**EXERCISE AIM**
Each entry below should be written out exactly as it is, with no pictures.

↓

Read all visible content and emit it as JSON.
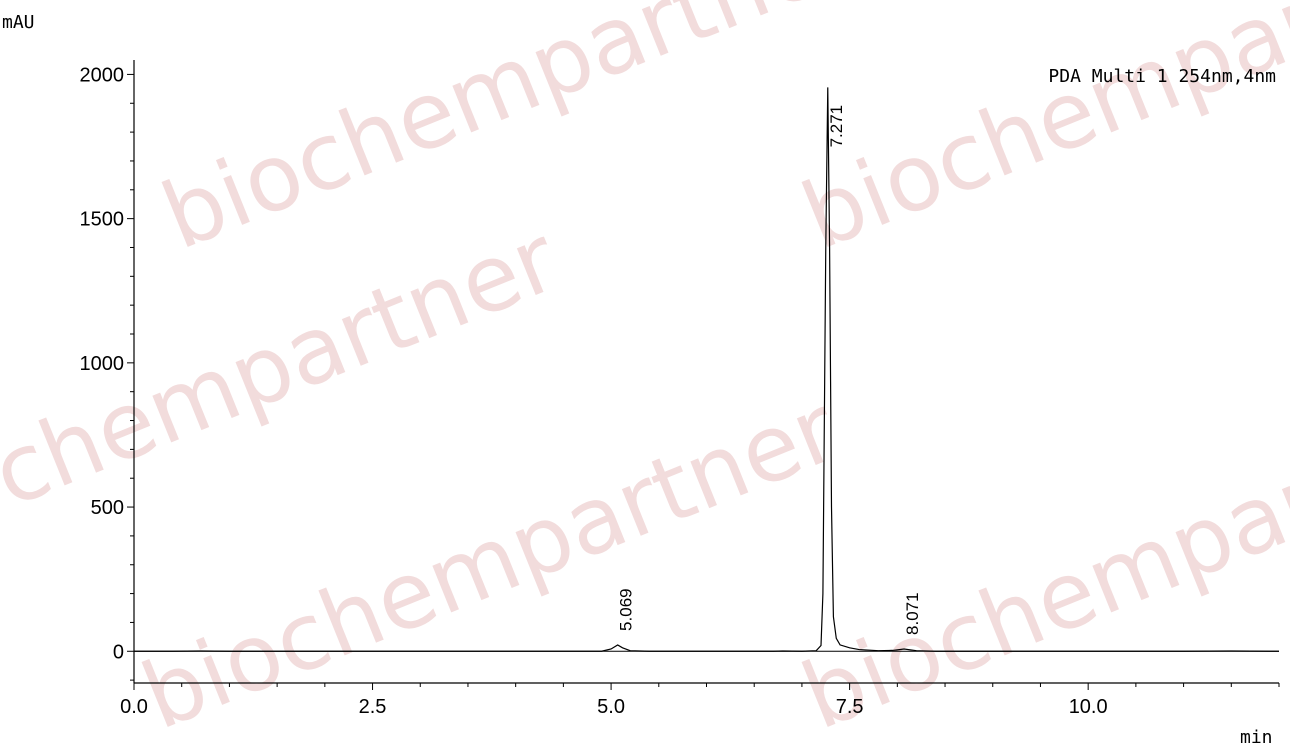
{
  "watermark": "biochempartner",
  "chart_data": {
    "type": "line",
    "title": "",
    "xlabel": "min",
    "ylabel": "mAU",
    "legend": "PDA Multi 1 254nm,4nm",
    "xlim": [
      0,
      12
    ],
    "ylim": [
      -110,
      2050
    ],
    "x_ticks": [
      {
        "value": 0,
        "label": "0.0"
      },
      {
        "value": 2.5,
        "label": "2.5"
      },
      {
        "value": 5.0,
        "label": "5.0"
      },
      {
        "value": 7.5,
        "label": "7.5"
      },
      {
        "value": 10.0,
        "label": "10.0"
      }
    ],
    "y_ticks": [
      {
        "value": 0,
        "label": "0"
      },
      {
        "value": 500,
        "label": "500"
      },
      {
        "value": 1000,
        "label": "1000"
      },
      {
        "value": 1500,
        "label": "1500"
      },
      {
        "value": 2000,
        "label": "2000"
      }
    ],
    "peaks": [
      {
        "label": "5.069",
        "rt": 5.069,
        "height": 22
      },
      {
        "label": "7.271",
        "rt": 7.271,
        "height": 1955
      },
      {
        "label": "8.071",
        "rt": 8.071,
        "height": 8
      }
    ],
    "series": [
      {
        "x": [
          0.0,
          0.4,
          0.7,
          1.0,
          1.5,
          2.0,
          3.0,
          4.0,
          4.9,
          5.0,
          5.069,
          5.12,
          5.2,
          5.4,
          6.0,
          6.7,
          6.8,
          7.0,
          7.15,
          7.2,
          7.22,
          7.25,
          7.271,
          7.29,
          7.31,
          7.33,
          7.36,
          7.4,
          7.5,
          7.6,
          7.8,
          7.95,
          8.071,
          8.2,
          8.4,
          9.0,
          10.0,
          11.0,
          11.5,
          12.0
        ],
        "y": [
          0,
          0,
          1,
          0,
          0,
          0,
          0,
          0,
          0,
          8,
          22,
          12,
          2,
          0,
          0,
          0,
          1,
          0,
          2,
          20,
          200,
          1400,
          1955,
          1400,
          500,
          120,
          45,
          22,
          12,
          6,
          2,
          3,
          8,
          2,
          0,
          0,
          0,
          0,
          1,
          0
        ]
      }
    ]
  }
}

↑

**ANSWER TO THIS EXERCISE**
Read all visible content and emit it as JSON.
{
  "watermark": "biochempartner",
  "chart_data": {
    "type": "line",
    "title": "",
    "xlabel": "min",
    "ylabel": "mAU",
    "legend": "PDA Multi 1 254nm,4nm",
    "xlim": [
      0,
      12
    ],
    "ylim": [
      -110,
      2050
    ],
    "x_ticks": [
      {
        "value": 0,
        "label": "0.0"
      },
      {
        "value": 2.5,
        "label": "2.5"
      },
      {
        "value": 5.0,
        "label": "5.0"
      },
      {
        "value": 7.5,
        "label": "7.5"
      },
      {
        "value": 10.0,
        "label": "10.0"
      }
    ],
    "y_ticks": [
      {
        "value": 0,
        "label": "0"
      },
      {
        "value": 500,
        "label": "500"
      },
      {
        "value": 1000,
        "label": "1000"
      },
      {
        "value": 1500,
        "label": "1500"
      },
      {
        "value": 2000,
        "label": "2000"
      }
    ],
    "peaks": [
      {
        "label": "5.069",
        "rt": 5.069,
        "height": 22
      },
      {
        "label": "7.271",
        "rt": 7.271,
        "height": 1955
      },
      {
        "label": "8.071",
        "rt": 8.071,
        "height": 8
      }
    ],
    "series": [
      {
        "x": [
          0.0,
          0.4,
          0.7,
          1.0,
          1.5,
          2.0,
          3.0,
          4.0,
          4.9,
          5.0,
          5.069,
          5.12,
          5.2,
          5.4,
          6.0,
          6.7,
          6.8,
          7.0,
          7.15,
          7.2,
          7.22,
          7.25,
          7.271,
          7.29,
          7.31,
          7.33,
          7.36,
          7.4,
          7.5,
          7.6,
          7.8,
          7.95,
          8.071,
          8.2,
          8.4,
          9.0,
          10.0,
          11.0,
          11.5,
          12.0
        ],
        "y": [
          0,
          0,
          1,
          0,
          0,
          0,
          0,
          0,
          0,
          8,
          22,
          12,
          2,
          0,
          0,
          0,
          1,
          0,
          2,
          20,
          200,
          1400,
          1955,
          1400,
          500,
          120,
          45,
          22,
          12,
          6,
          2,
          3,
          8,
          2,
          0,
          0,
          0,
          0,
          1,
          0
        ]
      }
    ]
  }
}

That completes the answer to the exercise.